►
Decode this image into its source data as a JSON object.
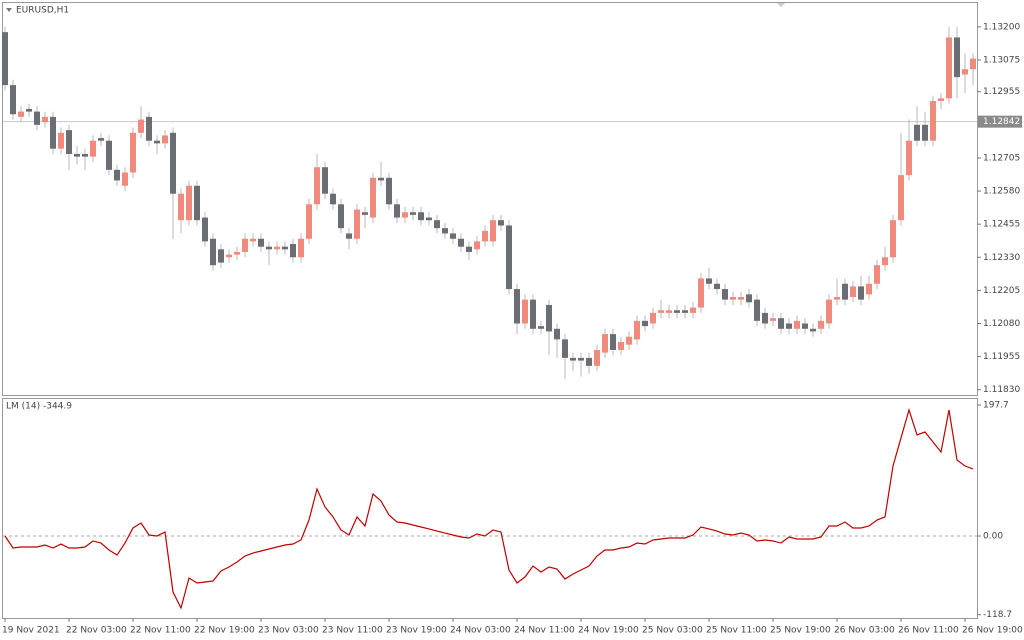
{
  "chart_data": [
    {
      "type": "candlestick",
      "title": "EURUSD,H1",
      "categories": [
        "19 Nov 2021",
        null,
        null,
        null,
        null,
        null,
        null,
        null,
        "22 Nov 03:00",
        null,
        null,
        null,
        null,
        null,
        null,
        null,
        "22 Nov 11:00",
        null,
        null,
        null,
        null,
        null,
        null,
        null,
        "22 Nov 19:00",
        null,
        null,
        null,
        null,
        null,
        null,
        null,
        "23 Nov 03:00",
        null,
        null,
        null,
        null,
        null,
        null,
        null,
        "23 Nov 11:00",
        null,
        null,
        null,
        null,
        null,
        null,
        null,
        "23 Nov 19:00",
        null,
        null,
        null,
        null,
        null,
        null,
        null,
        "24 Nov 03:00",
        null,
        null,
        null,
        null,
        null,
        null,
        null,
        "24 Nov 11:00",
        null,
        null,
        null,
        null,
        null,
        null,
        null,
        "24 Nov 19:00",
        null,
        null,
        null,
        null,
        null,
        null,
        null,
        "25 Nov 03:00",
        null,
        null,
        null,
        null,
        null,
        null,
        null,
        "25 Nov 11:00",
        null,
        null,
        null,
        null,
        null,
        null,
        null,
        "25 Nov 19:00",
        null,
        null,
        null,
        null,
        null,
        null,
        null,
        "26 Nov 03:00",
        null,
        null,
        null,
        null,
        null,
        null,
        null,
        "26 Nov 11:00",
        null,
        null,
        null,
        null,
        null,
        null,
        null,
        "26 Nov 19:00",
        null
      ],
      "candles": [
        [
          1.1318,
          1.132,
          1.1296,
          1.1298
        ],
        [
          1.1298,
          1.13,
          1.1285,
          1.1287
        ],
        [
          1.1286,
          1.129,
          1.1284,
          1.1288
        ],
        [
          1.1289,
          1.1291,
          1.1286,
          1.1288
        ],
        [
          1.1288,
          1.129,
          1.1281,
          1.1283
        ],
        [
          1.1284,
          1.1288,
          1.1282,
          1.1286
        ],
        [
          1.1286,
          1.1288,
          1.1272,
          1.1274
        ],
        [
          1.1274,
          1.1282,
          1.1272,
          1.128
        ],
        [
          1.1281,
          1.1283,
          1.1266,
          1.1272
        ],
        [
          1.1272,
          1.1275,
          1.1268,
          1.1271
        ],
        [
          1.1272,
          1.1274,
          1.1266,
          1.1271
        ],
        [
          1.1271,
          1.1279,
          1.1269,
          1.1277
        ],
        [
          1.1278,
          1.128,
          1.1275,
          1.1277
        ],
        [
          1.1277,
          1.1279,
          1.1264,
          1.1266
        ],
        [
          1.1266,
          1.1268,
          1.126,
          1.1262
        ],
        [
          1.126,
          1.1267,
          1.1258,
          1.1265
        ],
        [
          1.1265,
          1.1282,
          1.1263,
          1.128
        ],
        [
          1.128,
          1.129,
          1.1278,
          1.1285
        ],
        [
          1.1286,
          1.1288,
          1.1275,
          1.1277
        ],
        [
          1.1277,
          1.1279,
          1.1272,
          1.1276
        ],
        [
          1.1276,
          1.1281,
          1.1274,
          1.1279
        ],
        [
          1.128,
          1.1282,
          1.124,
          1.1257
        ],
        [
          1.1247,
          1.1259,
          1.1242,
          1.1257
        ],
        [
          1.1247,
          1.1262,
          1.1245,
          1.126
        ],
        [
          1.126,
          1.1262,
          1.1245,
          1.1247
        ],
        [
          1.1248,
          1.125,
          1.1237,
          1.1239
        ],
        [
          1.124,
          1.1242,
          1.1228,
          1.123
        ],
        [
          1.1236,
          1.1238,
          1.1229,
          1.1231
        ],
        [
          1.1233,
          1.1236,
          1.1231,
          1.1234
        ],
        [
          1.1234,
          1.1237,
          1.1232,
          1.1235
        ],
        [
          1.1235,
          1.1242,
          1.1233,
          1.124
        ],
        [
          1.1239,
          1.1242,
          1.1237,
          1.124
        ],
        [
          1.124,
          1.1242,
          1.1235,
          1.1237
        ],
        [
          1.1237,
          1.1239,
          1.123,
          1.1236
        ],
        [
          1.1236,
          1.1239,
          1.1234,
          1.1237
        ],
        [
          1.1237,
          1.1239,
          1.1234,
          1.1236
        ],
        [
          1.1238,
          1.124,
          1.1231,
          1.1233
        ],
        [
          1.1233,
          1.1242,
          1.1231,
          1.124
        ],
        [
          1.124,
          1.1255,
          1.1238,
          1.1253
        ],
        [
          1.1253,
          1.1272,
          1.1251,
          1.1267
        ],
        [
          1.1267,
          1.1269,
          1.1255,
          1.1257
        ],
        [
          1.1257,
          1.1259,
          1.1251,
          1.1253
        ],
        [
          1.1253,
          1.1255,
          1.1242,
          1.1244
        ],
        [
          1.1242,
          1.1244,
          1.1236,
          1.124
        ],
        [
          1.124,
          1.1253,
          1.1238,
          1.1251
        ],
        [
          1.125,
          1.1252,
          1.1244,
          1.1249
        ],
        [
          1.1248,
          1.1265,
          1.1246,
          1.1263
        ],
        [
          1.1263,
          1.1269,
          1.126,
          1.1262
        ],
        [
          1.1263,
          1.1265,
          1.1251,
          1.1253
        ],
        [
          1.1253,
          1.1255,
          1.1246,
          1.1248
        ],
        [
          1.1248,
          1.1252,
          1.1246,
          1.125
        ],
        [
          1.125,
          1.1252,
          1.1247,
          1.1249
        ],
        [
          1.125,
          1.1252,
          1.1245,
          1.1247
        ],
        [
          1.1248,
          1.125,
          1.1245,
          1.1247
        ],
        [
          1.1247,
          1.1249,
          1.1242,
          1.1244
        ],
        [
          1.1244,
          1.1246,
          1.124,
          1.1242
        ],
        [
          1.1242,
          1.1244,
          1.1238,
          1.124
        ],
        [
          1.124,
          1.1242,
          1.1235,
          1.1237
        ],
        [
          1.1237,
          1.1239,
          1.1232,
          1.1235
        ],
        [
          1.1236,
          1.1241,
          1.1234,
          1.1239
        ],
        [
          1.1239,
          1.1245,
          1.1237,
          1.1243
        ],
        [
          1.1239,
          1.1249,
          1.1237,
          1.1247
        ],
        [
          1.1247,
          1.1249,
          1.1243,
          1.1245
        ],
        [
          1.1245,
          1.1247,
          1.1219,
          1.1221
        ],
        [
          1.1221,
          1.1223,
          1.1204,
          1.1208
        ],
        [
          1.1208,
          1.1219,
          1.1206,
          1.1217
        ],
        [
          1.1217,
          1.1219,
          1.1204,
          1.1206
        ],
        [
          1.1207,
          1.1209,
          1.1204,
          1.1206
        ],
        [
          1.1215,
          1.1217,
          1.1196,
          1.1205
        ],
        [
          1.1206,
          1.1208,
          1.1195,
          1.1202
        ],
        [
          1.1202,
          1.1204,
          1.1187,
          1.1195
        ],
        [
          1.1195,
          1.1197,
          1.119,
          1.1194
        ],
        [
          1.1195,
          1.1197,
          1.1188,
          1.1194
        ],
        [
          1.1195,
          1.1197,
          1.1189,
          1.1192
        ],
        [
          1.1192,
          1.12,
          1.119,
          1.1198
        ],
        [
          1.1197,
          1.1206,
          1.1195,
          1.1204
        ],
        [
          1.1204,
          1.1206,
          1.1196,
          1.1198
        ],
        [
          1.1198,
          1.1203,
          1.1196,
          1.1201
        ],
        [
          1.12,
          1.1205,
          1.1198,
          1.1203
        ],
        [
          1.1202,
          1.1211,
          1.12,
          1.1209
        ],
        [
          1.1209,
          1.1211,
          1.1205,
          1.1207
        ],
        [
          1.1208,
          1.1214,
          1.1206,
          1.1212
        ],
        [
          1.1212,
          1.1217,
          1.121,
          1.1213
        ],
        [
          1.1212,
          1.1215,
          1.121,
          1.1213
        ],
        [
          1.1213,
          1.1215,
          1.121,
          1.1212
        ],
        [
          1.1213,
          1.1215,
          1.121,
          1.1212
        ],
        [
          1.1212,
          1.1216,
          1.121,
          1.1214
        ],
        [
          1.1214,
          1.1227,
          1.1212,
          1.1225
        ],
        [
          1.1225,
          1.1229,
          1.1221,
          1.1223
        ],
        [
          1.1223,
          1.1225,
          1.1219,
          1.1221
        ],
        [
          1.1221,
          1.1223,
          1.1215,
          1.1217
        ],
        [
          1.1217,
          1.122,
          1.1215,
          1.1218
        ],
        [
          1.1217,
          1.122,
          1.1215,
          1.1218
        ],
        [
          1.1219,
          1.1221,
          1.1214,
          1.1216
        ],
        [
          1.1217,
          1.1219,
          1.1207,
          1.1209
        ],
        [
          1.1212,
          1.1214,
          1.1206,
          1.1208
        ],
        [
          1.1209,
          1.1212,
          1.1207,
          1.121
        ],
        [
          1.121,
          1.1212,
          1.1204,
          1.1206
        ],
        [
          1.1208,
          1.121,
          1.1204,
          1.1206
        ],
        [
          1.1206,
          1.1211,
          1.1204,
          1.1209
        ],
        [
          1.1208,
          1.121,
          1.1204,
          1.1206
        ],
        [
          1.1206,
          1.1208,
          1.1203,
          1.1205
        ],
        [
          1.1206,
          1.1211,
          1.1204,
          1.1209
        ],
        [
          1.1208,
          1.1219,
          1.1206,
          1.1217
        ],
        [
          1.1217,
          1.1225,
          1.1215,
          1.1218
        ],
        [
          1.1223,
          1.1225,
          1.1215,
          1.1217
        ],
        [
          1.1218,
          1.1224,
          1.1216,
          1.1222
        ],
        [
          1.1222,
          1.1226,
          1.1215,
          1.1217
        ],
        [
          1.1219,
          1.1226,
          1.1217,
          1.1223
        ],
        [
          1.1223,
          1.1232,
          1.1221,
          1.123
        ],
        [
          1.123,
          1.1237,
          1.1228,
          1.1233
        ],
        [
          1.1233,
          1.1249,
          1.1231,
          1.1247
        ],
        [
          1.1247,
          1.128,
          1.1245,
          1.1264
        ],
        [
          1.1264,
          1.1285,
          1.1262,
          1.1277
        ],
        [
          1.1283,
          1.129,
          1.1275,
          1.1277
        ],
        [
          1.1283,
          1.1288,
          1.1275,
          1.1277
        ],
        [
          1.1277,
          1.1294,
          1.1275,
          1.1292
        ],
        [
          1.1292,
          1.1295,
          1.1289,
          1.1293
        ],
        [
          1.1293,
          1.132,
          1.1291,
          1.1316
        ],
        [
          1.1316,
          1.132,
          1.1293,
          1.1301
        ],
        [
          1.1302,
          1.131,
          1.1295,
          1.1304
        ],
        [
          1.1304,
          1.131,
          1.1298,
          1.1308
        ]
      ],
      "up_color": "#ef8a7c",
      "down_color": "#6a6d73",
      "ylim": [
        1.1181,
        1.1329
      ],
      "yticks": [
        {
          "value": 1.132,
          "label": "1.13200"
        },
        1.13075,
        1.12955,
        1.12705,
        {
          "value": 1.1258,
          "label": "1.12580"
        },
        1.12455,
        {
          "value": 1.1233,
          "label": "1.12330"
        },
        1.12205,
        {
          "value": 1.1208,
          "label": "1.12080"
        },
        1.11955,
        {
          "value": 1.1183,
          "label": "1.11830"
        }
      ],
      "current_price": 1.12842
    },
    {
      "type": "line",
      "title": "LM (14) -344.9",
      "color": "#c00000",
      "values": [
        0,
        -18.1,
        -16.6,
        -16.6,
        -16.6,
        -13.6,
        -18.1,
        -12.1,
        -18.1,
        -18.1,
        -16.6,
        -7.5,
        -10.6,
        -21.1,
        -28.7,
        -10.6,
        12.1,
        19.6,
        1.5,
        0,
        6.0,
        -84.5,
        -108.6,
        -63.4,
        -70.9,
        -69.4,
        -67.9,
        -52.8,
        -46.8,
        -39.2,
        -30.2,
        -25.7,
        -22.6,
        -19.6,
        -16.6,
        -13.6,
        -12.1,
        -6.0,
        24.1,
        70.9,
        43.8,
        28.7,
        9.1,
        1.5,
        28.7,
        15.1,
        63.4,
        52.8,
        31.7,
        21.1,
        19.6,
        16.6,
        13.6,
        10.6,
        7.5,
        4.5,
        1.5,
        -1.5,
        -3.0,
        3.0,
        0,
        9.1,
        6.0,
        -51.3,
        -70.9,
        -61.9,
        -45.3,
        -54.3,
        -46.8,
        -49.8,
        -64.9,
        -57.3,
        -51.3,
        -45.3,
        -30.2,
        -21.1,
        -21.1,
        -18.1,
        -16.6,
        -10.6,
        -12.1,
        -6.0,
        -4.5,
        -3.0,
        -3.0,
        -3.0,
        1.5,
        13.6,
        10.6,
        7.5,
        3.0,
        1.5,
        4.5,
        1.5,
        -7.5,
        -6.0,
        -7.5,
        -10.6,
        -1.5,
        -4.5,
        -4.5,
        -4.5,
        -1.5,
        15.1,
        15.1,
        21.1,
        12.1,
        12.1,
        15.1,
        24.1,
        28.7,
        105.6,
        147.9,
        190.1,
        152.4,
        156.9,
        141.8,
        126.8,
        190.1,
        114.7,
        105.6,
        101.1
      ],
      "ylim": [
        -123.7,
        208.2
      ],
      "yticks": [
        197.7,
        {
          "value": 0,
          "label": "0.00"
        },
        -118.7
      ],
      "reference_line": 0
    }
  ]
}
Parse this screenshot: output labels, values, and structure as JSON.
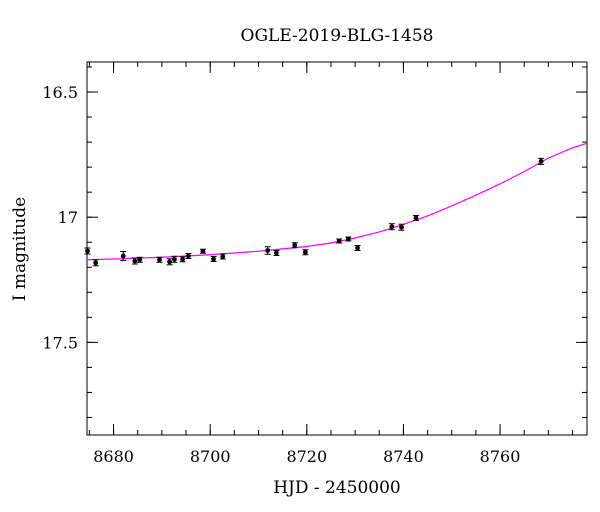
{
  "chart_data": {
    "type": "scatter",
    "title": "OGLE-2019-BLG-1458",
    "xlabel": "HJD - 2450000",
    "ylabel": "I magnitude",
    "xlim": [
      8674.5,
      8778
    ],
    "ylim": [
      17.87,
      16.38
    ],
    "y_inverted": true,
    "x_major_ticks": [
      8680,
      8700,
      8720,
      8740,
      8760
    ],
    "y_major_ticks": [
      16.5,
      17,
      17.5
    ],
    "x_tick_labels": [
      "8680",
      "8700",
      "8720",
      "8740",
      "8760"
    ],
    "y_tick_labels": [
      "16.5",
      "17",
      "17.5"
    ],
    "x_minor_step": 5,
    "y_minor_step": 0.1,
    "grid": false,
    "point_color": "#000000",
    "model_color": "#ff00ff",
    "series": [
      {
        "points": [
          {
            "x": 8674.6,
            "y": 17.135,
            "err": 0.012
          },
          {
            "x": 8676.3,
            "y": 17.182,
            "err": 0.012
          },
          {
            "x": 8682.0,
            "y": 17.155,
            "err": 0.018
          },
          {
            "x": 8684.4,
            "y": 17.175,
            "err": 0.012
          },
          {
            "x": 8685.4,
            "y": 17.17,
            "err": 0.01
          },
          {
            "x": 8689.5,
            "y": 17.17,
            "err": 0.01
          },
          {
            "x": 8691.6,
            "y": 17.178,
            "err": 0.012
          },
          {
            "x": 8692.6,
            "y": 17.168,
            "err": 0.012
          },
          {
            "x": 8694.3,
            "y": 17.168,
            "err": 0.01
          },
          {
            "x": 8695.5,
            "y": 17.155,
            "err": 0.01
          },
          {
            "x": 8698.5,
            "y": 17.136,
            "err": 0.008
          },
          {
            "x": 8700.7,
            "y": 17.167,
            "err": 0.01
          },
          {
            "x": 8702.6,
            "y": 17.157,
            "err": 0.01
          },
          {
            "x": 8711.9,
            "y": 17.133,
            "err": 0.015
          },
          {
            "x": 8713.7,
            "y": 17.143,
            "err": 0.01
          },
          {
            "x": 8717.5,
            "y": 17.112,
            "err": 0.01
          },
          {
            "x": 8719.7,
            "y": 17.14,
            "err": 0.01
          },
          {
            "x": 8726.7,
            "y": 17.095,
            "err": 0.008
          },
          {
            "x": 8728.6,
            "y": 17.087,
            "err": 0.008
          },
          {
            "x": 8730.5,
            "y": 17.123,
            "err": 0.01
          },
          {
            "x": 8737.6,
            "y": 17.038,
            "err": 0.012
          },
          {
            "x": 8739.6,
            "y": 17.04,
            "err": 0.012
          },
          {
            "x": 8742.6,
            "y": 17.003,
            "err": 0.01
          },
          {
            "x": 8768.5,
            "y": 16.777,
            "err": 0.012
          }
        ]
      },
      {
        "type": "line",
        "x": [
          8674.5,
          8680,
          8690,
          8700,
          8710,
          8720,
          8725,
          8730,
          8735,
          8740,
          8745,
          8750,
          8755,
          8760,
          8765,
          8770,
          8775,
          8778
        ],
        "y": [
          17.17,
          17.167,
          17.16,
          17.15,
          17.136,
          17.117,
          17.103,
          17.083,
          17.059,
          17.029,
          16.995,
          16.955,
          16.912,
          16.867,
          16.818,
          16.764,
          16.723,
          16.705
        ]
      }
    ]
  }
}
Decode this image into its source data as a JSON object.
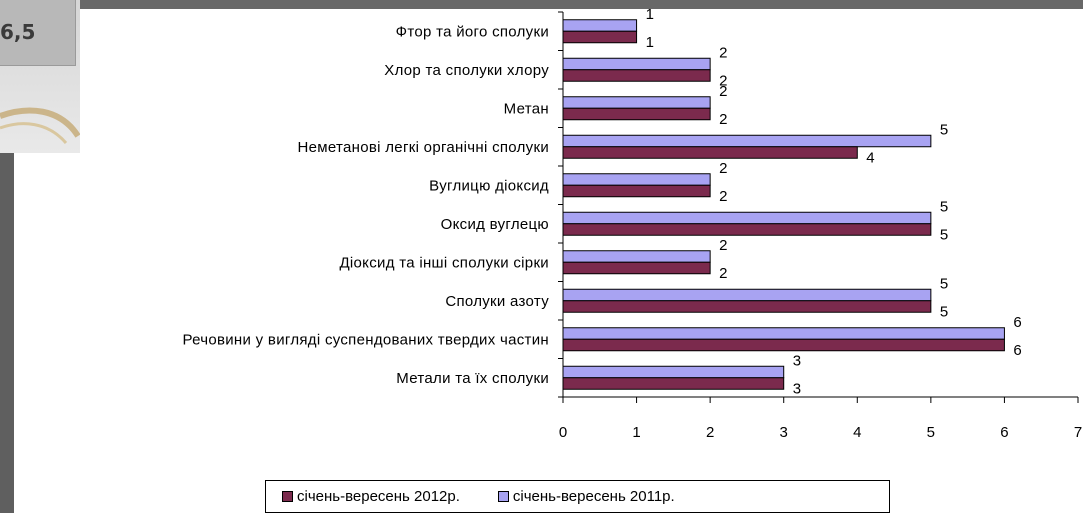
{
  "background_fragment": {
    "value_text": "6,5"
  },
  "colors": {
    "series_2012": "#7b2a4d",
    "series_2011": "#a8a3f2",
    "axis": "#000000"
  },
  "chart_data": {
    "type": "bar",
    "orientation": "horizontal",
    "categories": [
      "Фтор та його сполуки",
      "Хлор та сполуки хлору",
      "Метан",
      "Неметанові легкі органічні сполуки",
      "Вуглицю діоксид",
      "Оксид вуглецю",
      "Діоксид та інші сполуки сірки",
      "Сполуки азоту",
      "Речовини у вигляді суспендованих твердих частин",
      "Метали та їх сполуки"
    ],
    "series": [
      {
        "name": "січень-вересень 2011р.",
        "color": "#a8a3f2",
        "values": [
          1,
          2,
          2,
          5,
          2,
          5,
          2,
          5,
          6,
          3
        ]
      },
      {
        "name": "січень-вересень 2012р.",
        "color": "#7b2a4d",
        "values": [
          1,
          2,
          2,
          4,
          2,
          5,
          2,
          5,
          6,
          3
        ]
      }
    ],
    "xlim": [
      0,
      7
    ],
    "xticks": [
      "0",
      "1",
      "2",
      "3",
      "4",
      "5",
      "6",
      "7"
    ],
    "grid": false,
    "legend_position": "bottom"
  }
}
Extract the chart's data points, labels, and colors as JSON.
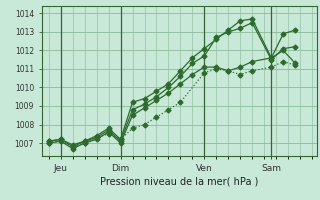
{
  "background_color": "#c8e8d8",
  "plot_bg_color": "#c8e8d8",
  "line_color": "#2d6a2d",
  "grid_color": "#88bb99",
  "vline_color": "#336633",
  "xlabel": "Pression niveau de la mer( hPa )",
  "yticks": [
    1007,
    1008,
    1009,
    1010,
    1011,
    1012,
    1013,
    1014
  ],
  "ylim": [
    1006.3,
    1014.4
  ],
  "xlim": [
    -0.3,
    11.2
  ],
  "xtick_labels": [
    "Jeu",
    "Dim",
    "Ven",
    "Sam"
  ],
  "xtick_positions": [
    0.5,
    3.0,
    6.5,
    9.3
  ],
  "vline_positions": [
    0.5,
    3.0,
    6.5,
    9.3
  ],
  "series": [
    {
      "x": [
        0.0,
        0.5,
        1.0,
        1.5,
        2.0,
        2.5,
        3.0,
        3.5,
        4.0,
        4.5,
        5.0,
        5.5,
        6.5,
        7.0,
        7.5,
        8.0,
        8.5,
        9.3,
        9.8,
        10.3
      ],
      "y": [
        1007.0,
        1007.1,
        1006.8,
        1007.0,
        1007.3,
        1007.5,
        1007.2,
        1007.8,
        1008.0,
        1008.4,
        1008.8,
        1009.2,
        1010.8,
        1011.0,
        1010.9,
        1010.7,
        1010.9,
        1011.1,
        1011.4,
        1011.2
      ],
      "linestyle": ":",
      "marker": "D",
      "markersize": 2.5,
      "linewidth": 0.9
    },
    {
      "x": [
        0.0,
        0.5,
        1.0,
        1.5,
        2.0,
        2.5,
        3.0,
        3.5,
        4.0,
        4.5,
        5.0,
        5.5,
        6.0,
        6.5,
        7.0,
        7.5,
        8.0,
        8.5,
        9.3,
        9.8,
        10.3
      ],
      "y": [
        1007.0,
        1007.1,
        1006.7,
        1007.0,
        1007.2,
        1007.6,
        1007.0,
        1008.5,
        1008.9,
        1009.3,
        1009.7,
        1010.2,
        1010.7,
        1011.1,
        1011.1,
        1010.9,
        1011.1,
        1011.4,
        1011.6,
        1012.0,
        1011.3
      ],
      "linestyle": "-",
      "marker": "D",
      "markersize": 2.5,
      "linewidth": 0.9
    },
    {
      "x": [
        0.0,
        0.5,
        1.0,
        1.5,
        2.0,
        2.5,
        3.0,
        3.5,
        4.0,
        4.5,
        5.0,
        5.5,
        6.0,
        6.5,
        7.0,
        7.5,
        8.0,
        8.5,
        9.3,
        9.8,
        10.3
      ],
      "y": [
        1007.1,
        1007.2,
        1006.8,
        1007.1,
        1007.3,
        1007.7,
        1007.1,
        1008.8,
        1009.1,
        1009.5,
        1010.0,
        1010.6,
        1011.3,
        1011.7,
        1012.7,
        1013.0,
        1013.2,
        1013.5,
        1011.5,
        1012.1,
        1012.2
      ],
      "linestyle": "-",
      "marker": "D",
      "markersize": 2.5,
      "linewidth": 0.9
    },
    {
      "x": [
        0.0,
        0.5,
        1.0,
        1.5,
        2.0,
        2.5,
        3.0,
        3.5,
        4.0,
        4.5,
        5.0,
        5.5,
        6.0,
        6.5,
        7.0,
        7.5,
        8.0,
        8.5,
        9.3,
        9.8,
        10.3
      ],
      "y": [
        1007.1,
        1007.2,
        1006.9,
        1007.1,
        1007.4,
        1007.8,
        1007.2,
        1009.2,
        1009.4,
        1009.8,
        1010.2,
        1010.9,
        1011.6,
        1012.1,
        1012.6,
        1013.1,
        1013.6,
        1013.7,
        1011.6,
        1012.9,
        1013.1
      ],
      "linestyle": "-",
      "marker": "D",
      "markersize": 2.5,
      "linewidth": 0.9
    }
  ]
}
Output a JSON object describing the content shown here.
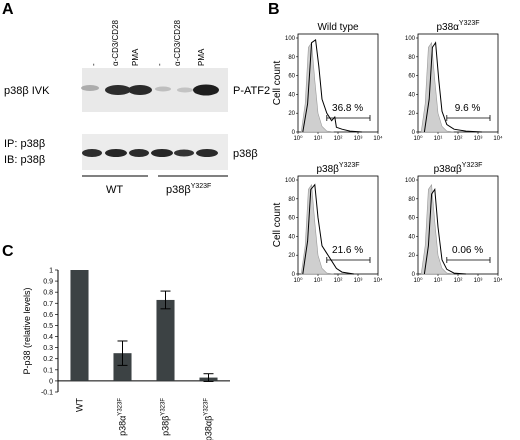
◄
## Directions
From the records given above, copy all lines containing "type".

## Result of this task
      "type": "candlestick",
      "type": "line",
    "type": "scatter",
        "type": "line",
    "type": "bar",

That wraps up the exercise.